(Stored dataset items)
★ ★ ★

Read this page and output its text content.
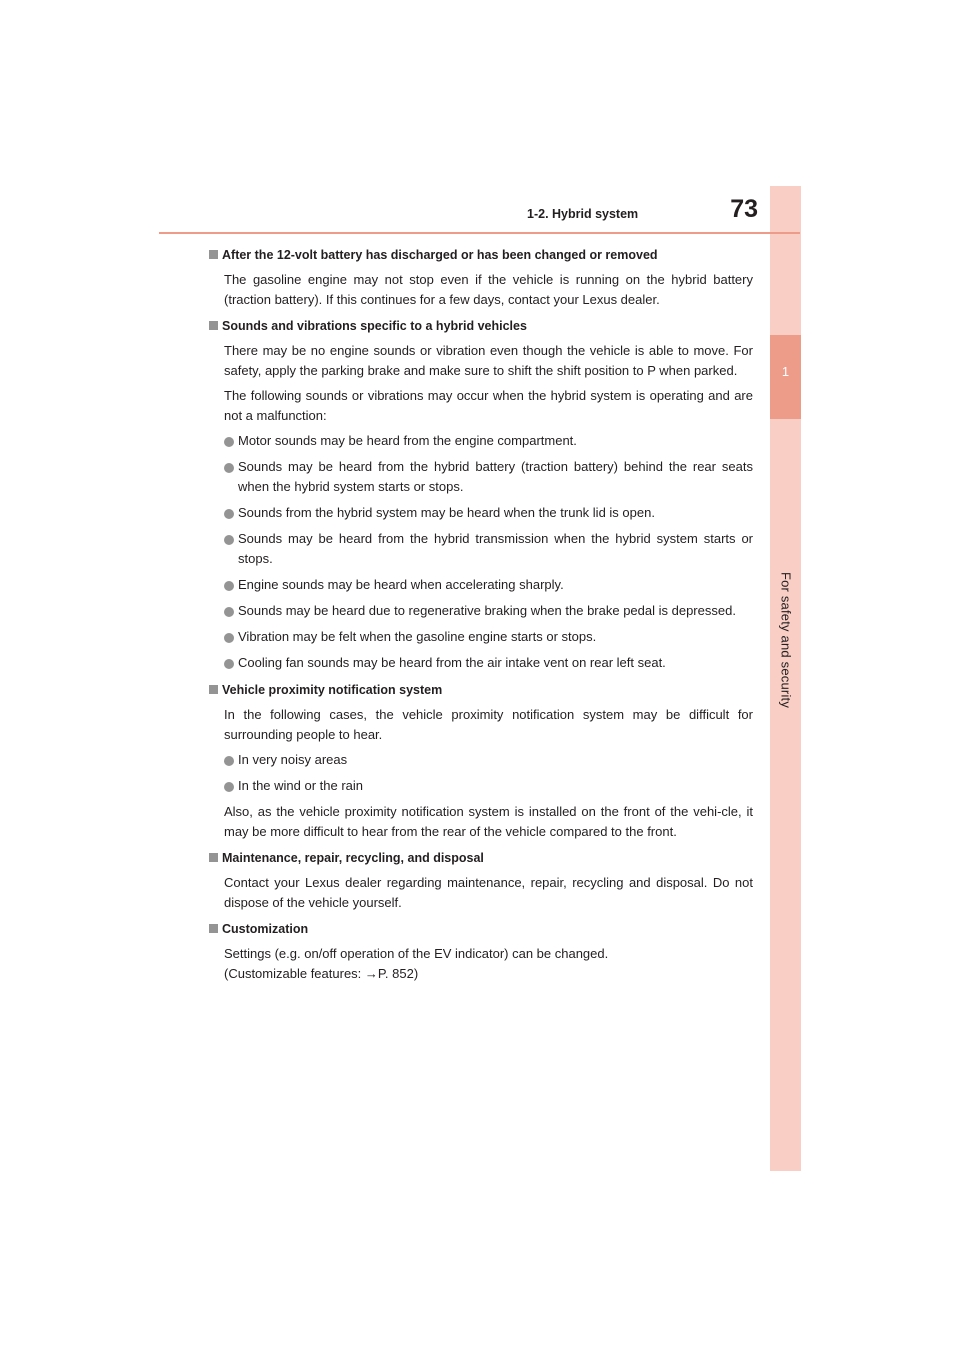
1
For safety and security
1-2. Hybrid system	73
After the 12-volt battery has discharged or has been changed or removed
The gasoline engine may not stop even if the vehicle is running on the hybrid battery (traction battery). If this continues for a few days, contact your Lexus dealer.
Sounds and vibrations specific to a hybrid vehicles
There may be no engine sounds or vibration even though the vehicle is able to move. For safety, apply the parking brake and make sure to shift the shift position to P when parked.
The following sounds or vibrations may occur when the hybrid system is operating and are not a malfunction:
Motor sounds may be heard from the engine compartment.
Sounds may be heard from the hybrid battery (traction battery) behind the rear seats when the hybrid system starts or stops.
Sounds from the hybrid system may be heard when the trunk lid is open.
Sounds may be heard from the hybrid transmission when the hybrid system starts or stops.
Engine sounds may be heard when accelerating sharply.
Sounds may be heard due to regenerative braking when the brake pedal is depressed.
Vibration may be felt when the gasoline engine starts or stops.
Cooling fan sounds may be heard from the air intake vent on rear left seat.
Vehicle proximity notification system
In the following cases, the vehicle proximity notification system may be difficult for surrounding people to hear.
In very noisy areas
In the wind or the rain
Also, as the vehicle proximity notification system is installed on the front of the vehi-cle, it may be more difficult to hear from the rear of the vehicle compared to the front.
Maintenance, repair, recycling, and disposal
Contact your Lexus dealer regarding maintenance, repair, recycling and disposal. Do not dispose of the vehicle yourself.
Customization
Settings (e.g. on/off operation of the EV indicator) can be changed.
(Customizable features: →P. 852)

★ ★ ★

*EXERCISE GOAL:* Give back the whole listing as it stands, minus its pictures.

*FINISHED ANSWER:*
Read this page and output its text content.
1
For safety and security
1-2. Hybrid system	73
After the 12-volt battery has discharged or has been changed or removed
The gasoline engine may not stop even if the vehicle is running on the hybrid battery (traction battery). If this continues for a few days, contact your Lexus dealer.
Sounds and vibrations specific to a hybrid vehicles
There may be no engine sounds or vibration even though the vehicle is able to move. For safety, apply the parking brake and make sure to shift the shift position to P when parked.
The following sounds or vibrations may occur when the hybrid system is operating and are not a malfunction:
Motor sounds may be heard from the engine compartment.
Sounds may be heard from the hybrid battery (traction battery) behind the rear seats when the hybrid system starts or stops.
Sounds from the hybrid system may be heard when the trunk lid is open.
Sounds may be heard from the hybrid transmission when the hybrid system starts or stops.
Engine sounds may be heard when accelerating sharply.
Sounds may be heard due to regenerative braking when the brake pedal is depressed.
Vibration may be felt when the gasoline engine starts or stops.
Cooling fan sounds may be heard from the air intake vent on rear left seat.
Vehicle proximity notification system
In the following cases, the vehicle proximity notification system may be difficult for surrounding people to hear.
In very noisy areas
In the wind or the rain
Also, as the vehicle proximity notification system is installed on the front of the vehi-cle, it may be more difficult to hear from the rear of the vehicle compared to the front.
Maintenance, repair, recycling, and disposal
Contact your Lexus dealer regarding maintenance, repair, recycling and disposal. Do not dispose of the vehicle yourself.
Customization
Settings (e.g. on/off operation of the EV indicator) can be changed.
(Customizable features: →P. 852)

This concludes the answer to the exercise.